__Records shown__
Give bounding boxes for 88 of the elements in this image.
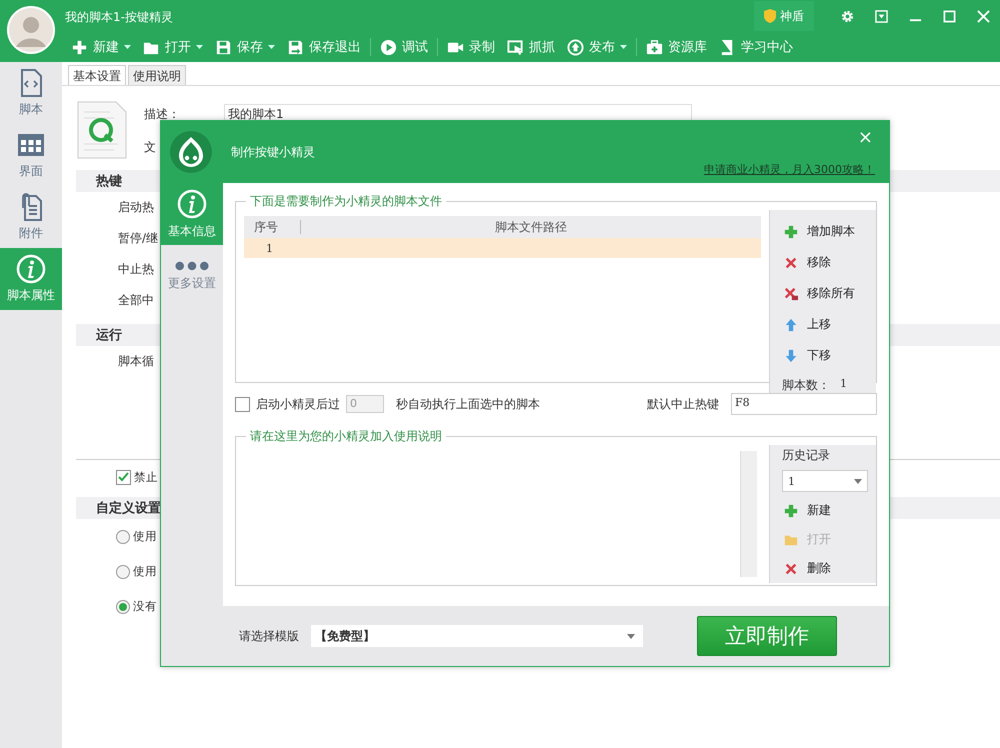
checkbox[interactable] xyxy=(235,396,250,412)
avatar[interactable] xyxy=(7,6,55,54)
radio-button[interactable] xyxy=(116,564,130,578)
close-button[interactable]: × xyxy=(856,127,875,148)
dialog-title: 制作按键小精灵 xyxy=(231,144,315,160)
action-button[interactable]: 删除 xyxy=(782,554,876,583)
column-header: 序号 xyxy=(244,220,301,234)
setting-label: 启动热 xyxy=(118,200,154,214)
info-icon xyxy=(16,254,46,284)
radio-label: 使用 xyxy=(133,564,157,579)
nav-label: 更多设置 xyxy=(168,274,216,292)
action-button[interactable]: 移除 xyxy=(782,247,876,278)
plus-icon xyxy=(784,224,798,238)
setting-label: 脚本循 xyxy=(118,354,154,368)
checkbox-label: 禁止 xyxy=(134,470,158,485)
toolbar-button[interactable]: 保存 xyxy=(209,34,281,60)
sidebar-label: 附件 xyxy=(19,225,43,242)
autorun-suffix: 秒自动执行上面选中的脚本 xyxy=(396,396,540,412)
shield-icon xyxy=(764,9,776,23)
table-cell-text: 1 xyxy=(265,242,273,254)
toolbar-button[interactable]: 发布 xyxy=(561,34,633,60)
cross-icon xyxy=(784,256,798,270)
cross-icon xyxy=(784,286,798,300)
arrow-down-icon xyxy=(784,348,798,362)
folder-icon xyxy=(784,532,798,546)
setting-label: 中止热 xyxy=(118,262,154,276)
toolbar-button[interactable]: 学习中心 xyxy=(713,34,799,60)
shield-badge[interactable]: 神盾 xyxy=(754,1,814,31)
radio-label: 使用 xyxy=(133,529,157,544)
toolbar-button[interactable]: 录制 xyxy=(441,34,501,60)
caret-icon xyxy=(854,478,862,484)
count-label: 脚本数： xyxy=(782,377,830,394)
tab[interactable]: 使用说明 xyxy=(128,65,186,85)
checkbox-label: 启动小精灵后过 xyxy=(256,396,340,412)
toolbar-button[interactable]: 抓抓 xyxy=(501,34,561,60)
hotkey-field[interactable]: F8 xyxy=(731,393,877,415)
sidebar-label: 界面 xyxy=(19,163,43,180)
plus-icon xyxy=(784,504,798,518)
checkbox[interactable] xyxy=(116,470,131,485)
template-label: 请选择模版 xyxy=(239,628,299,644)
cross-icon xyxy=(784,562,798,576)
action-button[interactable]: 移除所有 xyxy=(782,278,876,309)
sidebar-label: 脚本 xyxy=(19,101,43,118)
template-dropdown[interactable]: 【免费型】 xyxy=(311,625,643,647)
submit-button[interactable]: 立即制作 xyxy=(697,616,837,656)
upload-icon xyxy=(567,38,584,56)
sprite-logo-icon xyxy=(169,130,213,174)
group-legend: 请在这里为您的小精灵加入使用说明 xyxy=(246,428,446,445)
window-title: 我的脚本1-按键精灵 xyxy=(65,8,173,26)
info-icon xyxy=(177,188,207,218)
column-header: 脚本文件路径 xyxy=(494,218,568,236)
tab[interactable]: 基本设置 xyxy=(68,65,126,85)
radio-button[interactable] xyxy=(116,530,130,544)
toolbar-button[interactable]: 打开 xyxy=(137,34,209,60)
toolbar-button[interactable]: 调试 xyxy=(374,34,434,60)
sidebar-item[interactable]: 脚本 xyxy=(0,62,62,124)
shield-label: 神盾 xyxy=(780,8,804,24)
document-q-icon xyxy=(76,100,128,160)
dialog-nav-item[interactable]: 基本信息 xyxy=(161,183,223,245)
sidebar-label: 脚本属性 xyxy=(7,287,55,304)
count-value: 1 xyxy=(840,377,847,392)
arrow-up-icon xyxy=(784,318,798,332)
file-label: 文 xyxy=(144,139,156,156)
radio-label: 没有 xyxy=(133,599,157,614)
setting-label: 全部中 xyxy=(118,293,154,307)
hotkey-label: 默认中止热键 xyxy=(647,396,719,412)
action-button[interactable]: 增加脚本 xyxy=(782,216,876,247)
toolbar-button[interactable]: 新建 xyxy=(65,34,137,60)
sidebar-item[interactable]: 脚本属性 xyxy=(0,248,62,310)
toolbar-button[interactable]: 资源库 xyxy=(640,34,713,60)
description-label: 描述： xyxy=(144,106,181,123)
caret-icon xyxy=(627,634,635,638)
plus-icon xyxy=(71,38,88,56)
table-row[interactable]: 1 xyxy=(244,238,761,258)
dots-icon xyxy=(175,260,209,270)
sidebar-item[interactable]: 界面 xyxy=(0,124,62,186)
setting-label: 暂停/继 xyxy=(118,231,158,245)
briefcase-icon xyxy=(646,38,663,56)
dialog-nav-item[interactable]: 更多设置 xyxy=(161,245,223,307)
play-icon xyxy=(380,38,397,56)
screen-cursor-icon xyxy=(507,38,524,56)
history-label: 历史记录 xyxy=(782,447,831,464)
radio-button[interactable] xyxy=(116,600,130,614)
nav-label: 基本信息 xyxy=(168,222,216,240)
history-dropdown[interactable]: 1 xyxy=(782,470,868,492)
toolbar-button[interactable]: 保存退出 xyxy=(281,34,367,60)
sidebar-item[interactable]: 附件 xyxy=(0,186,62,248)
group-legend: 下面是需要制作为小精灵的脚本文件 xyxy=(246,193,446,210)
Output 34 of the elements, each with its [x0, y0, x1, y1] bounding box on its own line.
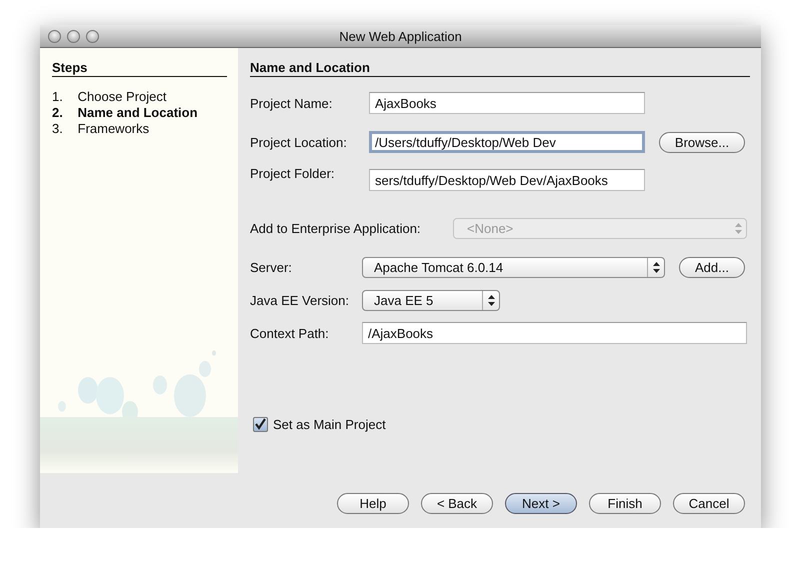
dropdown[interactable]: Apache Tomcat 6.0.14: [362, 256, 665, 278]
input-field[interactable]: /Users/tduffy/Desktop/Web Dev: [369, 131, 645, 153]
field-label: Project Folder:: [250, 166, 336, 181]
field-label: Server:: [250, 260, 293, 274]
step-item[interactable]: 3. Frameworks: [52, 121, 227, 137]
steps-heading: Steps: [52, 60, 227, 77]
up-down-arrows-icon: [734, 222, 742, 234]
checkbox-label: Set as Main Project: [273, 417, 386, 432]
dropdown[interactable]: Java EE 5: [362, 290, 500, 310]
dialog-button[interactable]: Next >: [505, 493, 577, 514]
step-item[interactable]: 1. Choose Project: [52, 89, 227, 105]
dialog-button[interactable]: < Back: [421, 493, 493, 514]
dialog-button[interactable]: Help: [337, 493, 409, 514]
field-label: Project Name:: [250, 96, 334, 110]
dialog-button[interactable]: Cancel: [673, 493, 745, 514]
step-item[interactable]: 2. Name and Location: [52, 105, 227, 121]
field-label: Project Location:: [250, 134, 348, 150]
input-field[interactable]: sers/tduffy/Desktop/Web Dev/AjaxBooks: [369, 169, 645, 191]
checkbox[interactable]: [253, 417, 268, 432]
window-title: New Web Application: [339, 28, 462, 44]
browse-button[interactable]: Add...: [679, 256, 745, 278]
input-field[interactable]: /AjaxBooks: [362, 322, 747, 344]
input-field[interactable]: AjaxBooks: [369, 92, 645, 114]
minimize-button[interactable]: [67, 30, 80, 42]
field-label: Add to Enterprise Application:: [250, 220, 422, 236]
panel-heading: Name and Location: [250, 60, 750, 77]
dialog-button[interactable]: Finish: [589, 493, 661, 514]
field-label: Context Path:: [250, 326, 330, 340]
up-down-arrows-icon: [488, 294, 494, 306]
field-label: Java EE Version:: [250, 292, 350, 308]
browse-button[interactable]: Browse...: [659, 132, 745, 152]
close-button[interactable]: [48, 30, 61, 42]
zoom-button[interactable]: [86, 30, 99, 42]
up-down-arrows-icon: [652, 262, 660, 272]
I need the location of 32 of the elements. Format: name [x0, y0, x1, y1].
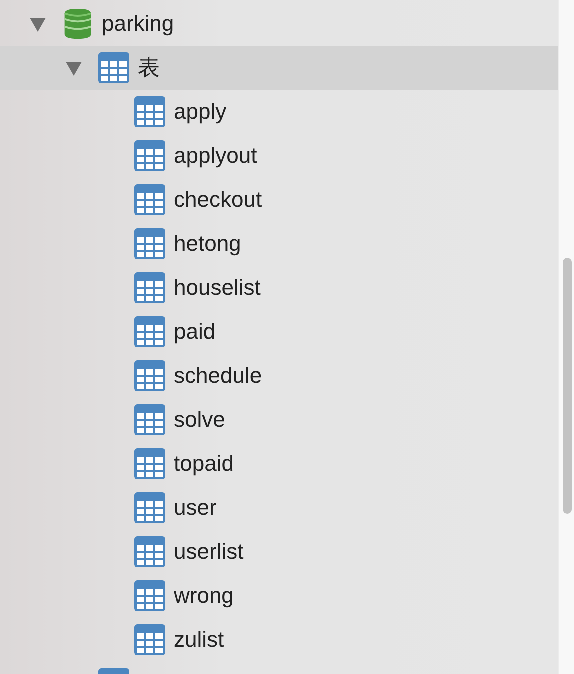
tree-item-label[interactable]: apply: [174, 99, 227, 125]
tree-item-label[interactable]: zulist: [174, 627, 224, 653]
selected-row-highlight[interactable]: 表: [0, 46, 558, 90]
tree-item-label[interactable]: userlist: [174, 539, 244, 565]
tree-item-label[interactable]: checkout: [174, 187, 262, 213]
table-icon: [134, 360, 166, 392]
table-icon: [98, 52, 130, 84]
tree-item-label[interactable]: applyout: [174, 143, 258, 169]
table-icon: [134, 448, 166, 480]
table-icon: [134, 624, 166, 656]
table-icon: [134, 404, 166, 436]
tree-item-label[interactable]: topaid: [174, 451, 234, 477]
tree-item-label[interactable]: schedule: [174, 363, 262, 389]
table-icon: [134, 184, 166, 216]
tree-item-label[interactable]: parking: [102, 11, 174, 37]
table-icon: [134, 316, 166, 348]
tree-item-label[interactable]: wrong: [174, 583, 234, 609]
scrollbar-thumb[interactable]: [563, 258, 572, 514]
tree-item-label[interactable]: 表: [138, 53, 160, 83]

__Task prompt__
Reproduce verbatim the lines of the records from the line containing "checkbox[interactable] xyxy=(235,396,250,412)" up to and including the line containing "folder-icon xyxy=(784,532,798,546)".

__Expected answer__
checkbox[interactable] xyxy=(235,396,250,412)
avatar[interactable] xyxy=(7,6,55,54)
radio-button[interactable] xyxy=(116,564,130,578)
close-button[interactable]: × xyxy=(856,127,875,148)
dialog-title: 制作按键小精灵 xyxy=(231,144,315,160)
action-button[interactable]: 删除 xyxy=(782,554,876,583)
column-header: 序号 xyxy=(244,220,301,234)
setting-label: 启动热 xyxy=(118,200,154,214)
info-icon xyxy=(16,254,46,284)
radio-label: 使用 xyxy=(133,564,157,579)
nav-label: 更多设置 xyxy=(168,274,216,292)
action-button[interactable]: 移除 xyxy=(782,247,876,278)
plus-icon xyxy=(784,224,798,238)
setting-label: 脚本循 xyxy=(118,354,154,368)
checkbox-label: 禁止 xyxy=(134,470,158,485)
toolbar-button[interactable]: 保存 xyxy=(209,34,281,60)
sidebar-label: 附件 xyxy=(19,225,43,242)
autorun-suffix: 秒自动执行上面选中的脚本 xyxy=(396,396,540,412)
shield-icon xyxy=(764,9,776,23)
table-cell-text: 1 xyxy=(265,242,273,254)
toolbar-button[interactable]: 发布 xyxy=(561,34,633,60)
cross-icon xyxy=(784,256,798,270)
cross-icon xyxy=(784,286,798,300)
arrow-down-icon xyxy=(784,348,798,362)
folder-icon xyxy=(784,532,798,546)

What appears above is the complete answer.